### RECORDS SHOWN
* Begin *

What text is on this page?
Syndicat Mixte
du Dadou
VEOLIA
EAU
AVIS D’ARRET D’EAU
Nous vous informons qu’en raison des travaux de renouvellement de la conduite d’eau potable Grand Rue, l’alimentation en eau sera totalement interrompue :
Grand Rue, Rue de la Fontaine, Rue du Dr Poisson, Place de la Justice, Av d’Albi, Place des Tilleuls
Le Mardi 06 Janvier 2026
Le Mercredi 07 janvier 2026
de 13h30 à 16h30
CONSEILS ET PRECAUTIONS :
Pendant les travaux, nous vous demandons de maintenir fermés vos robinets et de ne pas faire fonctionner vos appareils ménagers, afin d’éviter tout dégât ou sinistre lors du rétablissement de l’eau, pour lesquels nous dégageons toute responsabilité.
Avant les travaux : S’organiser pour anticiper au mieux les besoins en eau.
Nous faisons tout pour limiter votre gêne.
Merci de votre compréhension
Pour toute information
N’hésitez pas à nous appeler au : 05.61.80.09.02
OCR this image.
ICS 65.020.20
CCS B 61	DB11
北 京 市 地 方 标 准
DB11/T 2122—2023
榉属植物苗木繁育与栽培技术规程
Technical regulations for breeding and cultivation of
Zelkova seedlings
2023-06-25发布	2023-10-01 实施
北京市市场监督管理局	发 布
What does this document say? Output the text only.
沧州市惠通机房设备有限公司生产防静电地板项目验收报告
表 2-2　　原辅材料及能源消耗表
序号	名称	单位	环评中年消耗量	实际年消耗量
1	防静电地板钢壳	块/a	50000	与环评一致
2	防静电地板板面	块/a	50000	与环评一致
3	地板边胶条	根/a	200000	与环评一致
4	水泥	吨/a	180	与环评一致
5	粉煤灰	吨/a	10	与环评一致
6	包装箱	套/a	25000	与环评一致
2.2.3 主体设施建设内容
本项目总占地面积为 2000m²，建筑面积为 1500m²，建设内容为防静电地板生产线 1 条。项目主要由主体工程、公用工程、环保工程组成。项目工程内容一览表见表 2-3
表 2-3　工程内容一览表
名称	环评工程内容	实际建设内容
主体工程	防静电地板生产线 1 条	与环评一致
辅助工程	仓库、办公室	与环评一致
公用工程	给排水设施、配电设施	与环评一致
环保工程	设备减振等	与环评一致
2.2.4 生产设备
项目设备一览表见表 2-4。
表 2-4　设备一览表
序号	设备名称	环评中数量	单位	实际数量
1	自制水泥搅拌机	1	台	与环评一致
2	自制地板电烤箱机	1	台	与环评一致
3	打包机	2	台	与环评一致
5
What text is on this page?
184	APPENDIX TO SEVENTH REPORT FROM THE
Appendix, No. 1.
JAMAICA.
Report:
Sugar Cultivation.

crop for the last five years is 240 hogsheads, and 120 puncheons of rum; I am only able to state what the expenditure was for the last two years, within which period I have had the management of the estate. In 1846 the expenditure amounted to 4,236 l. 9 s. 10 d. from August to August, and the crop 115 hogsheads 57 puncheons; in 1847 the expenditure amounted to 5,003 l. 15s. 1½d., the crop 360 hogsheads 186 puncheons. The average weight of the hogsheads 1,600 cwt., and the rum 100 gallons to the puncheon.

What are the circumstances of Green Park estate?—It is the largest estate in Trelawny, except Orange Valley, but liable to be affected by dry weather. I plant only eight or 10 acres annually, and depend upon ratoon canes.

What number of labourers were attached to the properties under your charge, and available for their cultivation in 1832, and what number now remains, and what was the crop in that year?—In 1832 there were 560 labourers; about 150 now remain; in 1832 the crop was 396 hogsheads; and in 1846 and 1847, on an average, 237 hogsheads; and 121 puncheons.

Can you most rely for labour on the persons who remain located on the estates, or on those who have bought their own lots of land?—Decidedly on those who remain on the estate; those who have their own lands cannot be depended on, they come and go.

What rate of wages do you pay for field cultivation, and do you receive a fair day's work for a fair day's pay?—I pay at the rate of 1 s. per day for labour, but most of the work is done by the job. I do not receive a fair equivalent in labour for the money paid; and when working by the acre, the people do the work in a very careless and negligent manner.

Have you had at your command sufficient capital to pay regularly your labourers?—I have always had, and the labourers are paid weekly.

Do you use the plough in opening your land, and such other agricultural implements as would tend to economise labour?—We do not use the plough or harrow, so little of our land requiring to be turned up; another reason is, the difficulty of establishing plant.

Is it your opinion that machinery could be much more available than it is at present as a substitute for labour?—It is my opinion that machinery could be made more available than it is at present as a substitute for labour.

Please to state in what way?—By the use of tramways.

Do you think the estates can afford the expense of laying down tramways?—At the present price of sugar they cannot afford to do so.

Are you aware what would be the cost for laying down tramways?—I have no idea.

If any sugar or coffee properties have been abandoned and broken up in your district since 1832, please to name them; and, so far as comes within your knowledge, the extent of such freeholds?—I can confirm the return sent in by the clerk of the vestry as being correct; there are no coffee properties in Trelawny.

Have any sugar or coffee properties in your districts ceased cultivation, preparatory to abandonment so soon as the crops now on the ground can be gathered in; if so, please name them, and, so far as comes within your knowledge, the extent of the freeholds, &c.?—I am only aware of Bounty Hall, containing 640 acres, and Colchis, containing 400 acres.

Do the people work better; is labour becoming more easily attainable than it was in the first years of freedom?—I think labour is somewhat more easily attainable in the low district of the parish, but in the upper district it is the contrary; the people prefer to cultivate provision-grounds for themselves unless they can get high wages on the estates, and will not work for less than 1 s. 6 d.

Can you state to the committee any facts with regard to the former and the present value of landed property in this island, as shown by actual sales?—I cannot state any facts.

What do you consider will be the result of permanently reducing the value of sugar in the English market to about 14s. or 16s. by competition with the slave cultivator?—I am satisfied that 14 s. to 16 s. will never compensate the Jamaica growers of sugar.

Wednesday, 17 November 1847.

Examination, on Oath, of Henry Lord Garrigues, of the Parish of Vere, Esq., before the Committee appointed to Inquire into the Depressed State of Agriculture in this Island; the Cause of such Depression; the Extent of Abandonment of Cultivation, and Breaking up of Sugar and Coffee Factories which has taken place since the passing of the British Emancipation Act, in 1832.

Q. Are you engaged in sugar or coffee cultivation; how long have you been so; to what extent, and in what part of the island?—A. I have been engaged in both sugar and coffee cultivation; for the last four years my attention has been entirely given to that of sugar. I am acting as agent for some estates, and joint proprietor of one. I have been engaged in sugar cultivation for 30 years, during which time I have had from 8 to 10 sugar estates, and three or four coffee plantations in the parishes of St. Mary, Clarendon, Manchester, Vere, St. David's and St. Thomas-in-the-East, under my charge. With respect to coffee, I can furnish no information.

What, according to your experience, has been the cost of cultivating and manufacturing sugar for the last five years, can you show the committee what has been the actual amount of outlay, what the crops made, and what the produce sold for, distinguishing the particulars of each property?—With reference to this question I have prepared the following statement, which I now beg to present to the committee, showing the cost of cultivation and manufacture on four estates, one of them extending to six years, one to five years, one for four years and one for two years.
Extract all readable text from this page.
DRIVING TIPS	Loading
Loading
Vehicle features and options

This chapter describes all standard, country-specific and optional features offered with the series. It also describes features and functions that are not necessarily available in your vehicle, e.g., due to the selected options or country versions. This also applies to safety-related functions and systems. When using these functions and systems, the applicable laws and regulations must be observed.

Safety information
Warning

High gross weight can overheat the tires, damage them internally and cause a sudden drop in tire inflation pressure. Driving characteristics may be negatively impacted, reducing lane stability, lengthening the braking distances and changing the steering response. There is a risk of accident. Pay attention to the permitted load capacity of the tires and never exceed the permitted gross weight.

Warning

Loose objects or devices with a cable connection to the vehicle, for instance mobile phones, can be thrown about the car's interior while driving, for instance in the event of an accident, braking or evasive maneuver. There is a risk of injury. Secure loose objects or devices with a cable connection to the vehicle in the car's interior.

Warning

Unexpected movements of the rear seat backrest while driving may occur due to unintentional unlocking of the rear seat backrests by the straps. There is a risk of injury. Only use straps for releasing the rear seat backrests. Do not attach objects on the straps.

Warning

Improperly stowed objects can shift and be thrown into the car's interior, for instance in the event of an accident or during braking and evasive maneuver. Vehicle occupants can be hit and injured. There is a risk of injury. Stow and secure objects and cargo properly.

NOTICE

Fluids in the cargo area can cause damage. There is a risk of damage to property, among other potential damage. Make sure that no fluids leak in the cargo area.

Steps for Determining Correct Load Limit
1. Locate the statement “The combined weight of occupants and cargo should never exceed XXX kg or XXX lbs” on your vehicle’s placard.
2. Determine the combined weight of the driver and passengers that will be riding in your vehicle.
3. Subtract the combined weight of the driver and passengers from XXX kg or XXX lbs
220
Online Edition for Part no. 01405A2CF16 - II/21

* End *

Using the records above, list each line that includes "other".

### CORRECT OUTPUT
Do you use the plough in opening your land, and such other agricultural implements as would tend to economise labour?—We do not use the plough or harrow, so little of our land requiring to be turned up; another reason is, the difficulty of establishing plant.
Fluids in the cargo area can cause damage. There is a risk of damage to property, among other potential damage. Make sure that no fluids leak in the cargo area.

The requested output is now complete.